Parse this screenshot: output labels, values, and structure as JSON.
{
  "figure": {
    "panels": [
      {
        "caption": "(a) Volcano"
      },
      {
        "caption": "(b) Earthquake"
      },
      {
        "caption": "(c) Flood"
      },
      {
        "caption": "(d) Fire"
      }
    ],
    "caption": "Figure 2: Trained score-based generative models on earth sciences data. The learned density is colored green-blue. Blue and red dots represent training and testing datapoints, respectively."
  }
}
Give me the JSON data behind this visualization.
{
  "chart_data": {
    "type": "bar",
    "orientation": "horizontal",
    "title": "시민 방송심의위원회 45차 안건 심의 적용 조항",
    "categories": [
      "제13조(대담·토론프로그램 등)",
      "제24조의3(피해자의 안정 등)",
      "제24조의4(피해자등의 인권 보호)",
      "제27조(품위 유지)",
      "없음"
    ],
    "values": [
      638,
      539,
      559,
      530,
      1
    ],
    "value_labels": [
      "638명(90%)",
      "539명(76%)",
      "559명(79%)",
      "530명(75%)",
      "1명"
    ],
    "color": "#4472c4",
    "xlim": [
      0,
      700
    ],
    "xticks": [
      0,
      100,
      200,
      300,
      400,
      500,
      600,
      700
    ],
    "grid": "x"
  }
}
********************
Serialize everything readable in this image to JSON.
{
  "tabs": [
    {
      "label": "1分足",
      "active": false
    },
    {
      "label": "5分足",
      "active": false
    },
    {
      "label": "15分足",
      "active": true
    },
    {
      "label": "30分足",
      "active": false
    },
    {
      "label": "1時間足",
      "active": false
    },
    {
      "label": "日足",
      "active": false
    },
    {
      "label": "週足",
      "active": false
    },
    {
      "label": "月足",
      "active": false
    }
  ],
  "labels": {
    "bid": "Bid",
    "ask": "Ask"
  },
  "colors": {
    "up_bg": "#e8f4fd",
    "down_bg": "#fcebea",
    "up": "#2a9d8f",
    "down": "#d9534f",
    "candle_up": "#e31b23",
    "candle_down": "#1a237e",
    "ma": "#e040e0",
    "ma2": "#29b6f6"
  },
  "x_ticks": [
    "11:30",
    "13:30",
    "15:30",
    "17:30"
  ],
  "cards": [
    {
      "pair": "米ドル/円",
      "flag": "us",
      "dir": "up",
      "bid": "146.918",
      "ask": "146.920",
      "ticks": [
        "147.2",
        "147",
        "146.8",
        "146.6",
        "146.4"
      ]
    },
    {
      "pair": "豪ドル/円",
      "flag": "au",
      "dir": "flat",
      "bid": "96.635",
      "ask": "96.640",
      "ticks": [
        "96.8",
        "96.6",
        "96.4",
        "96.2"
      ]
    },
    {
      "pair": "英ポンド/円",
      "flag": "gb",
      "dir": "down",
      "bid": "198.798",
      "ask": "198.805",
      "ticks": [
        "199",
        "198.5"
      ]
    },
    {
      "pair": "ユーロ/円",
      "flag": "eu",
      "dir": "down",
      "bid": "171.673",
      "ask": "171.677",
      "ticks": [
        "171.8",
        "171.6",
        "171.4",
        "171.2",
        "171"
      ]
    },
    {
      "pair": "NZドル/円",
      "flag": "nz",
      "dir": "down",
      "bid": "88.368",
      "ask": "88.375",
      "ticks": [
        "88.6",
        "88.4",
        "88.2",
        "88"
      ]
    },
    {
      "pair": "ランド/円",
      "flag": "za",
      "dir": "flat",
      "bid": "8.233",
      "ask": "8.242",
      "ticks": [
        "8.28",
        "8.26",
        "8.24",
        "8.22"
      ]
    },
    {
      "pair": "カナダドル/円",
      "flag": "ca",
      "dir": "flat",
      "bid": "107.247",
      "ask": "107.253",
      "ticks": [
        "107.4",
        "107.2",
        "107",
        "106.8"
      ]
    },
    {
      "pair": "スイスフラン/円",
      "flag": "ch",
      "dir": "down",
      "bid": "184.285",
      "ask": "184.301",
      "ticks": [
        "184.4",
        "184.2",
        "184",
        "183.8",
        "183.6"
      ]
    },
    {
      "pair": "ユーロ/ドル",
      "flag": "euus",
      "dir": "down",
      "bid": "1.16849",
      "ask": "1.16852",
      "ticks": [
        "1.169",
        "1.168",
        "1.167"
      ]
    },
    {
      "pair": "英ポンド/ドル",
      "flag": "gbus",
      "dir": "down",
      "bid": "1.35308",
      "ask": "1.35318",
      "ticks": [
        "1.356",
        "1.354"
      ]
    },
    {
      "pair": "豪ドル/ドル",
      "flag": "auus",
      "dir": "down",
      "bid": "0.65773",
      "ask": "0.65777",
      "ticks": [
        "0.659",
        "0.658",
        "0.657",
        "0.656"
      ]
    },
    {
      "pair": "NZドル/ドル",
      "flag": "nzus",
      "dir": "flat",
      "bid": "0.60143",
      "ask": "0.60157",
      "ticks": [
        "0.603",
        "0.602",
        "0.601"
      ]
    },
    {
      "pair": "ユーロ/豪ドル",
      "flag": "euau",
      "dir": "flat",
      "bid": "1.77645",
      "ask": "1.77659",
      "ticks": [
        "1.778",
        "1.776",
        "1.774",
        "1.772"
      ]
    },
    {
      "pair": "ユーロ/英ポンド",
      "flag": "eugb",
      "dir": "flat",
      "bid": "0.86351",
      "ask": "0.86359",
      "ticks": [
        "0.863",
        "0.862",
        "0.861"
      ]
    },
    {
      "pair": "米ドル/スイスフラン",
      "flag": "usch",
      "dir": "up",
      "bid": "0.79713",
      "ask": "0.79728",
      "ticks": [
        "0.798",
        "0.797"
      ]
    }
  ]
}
********************
GIVEN INSTRUCTION = Looking at the data above, show all lines where the word "caption" occurs.

COMPLETE ANSWER =
        "caption": "(a) Volcano"
        "caption": "(b) Earthquake"
        "caption": "(c) Flood"
        "caption": "(d) Fire"
    "caption": "Figure 2: Trained score-based generative models on earth sciences data. The learned density is colored green-blue. Blue and red dots represent training and testing datapoints, respectively."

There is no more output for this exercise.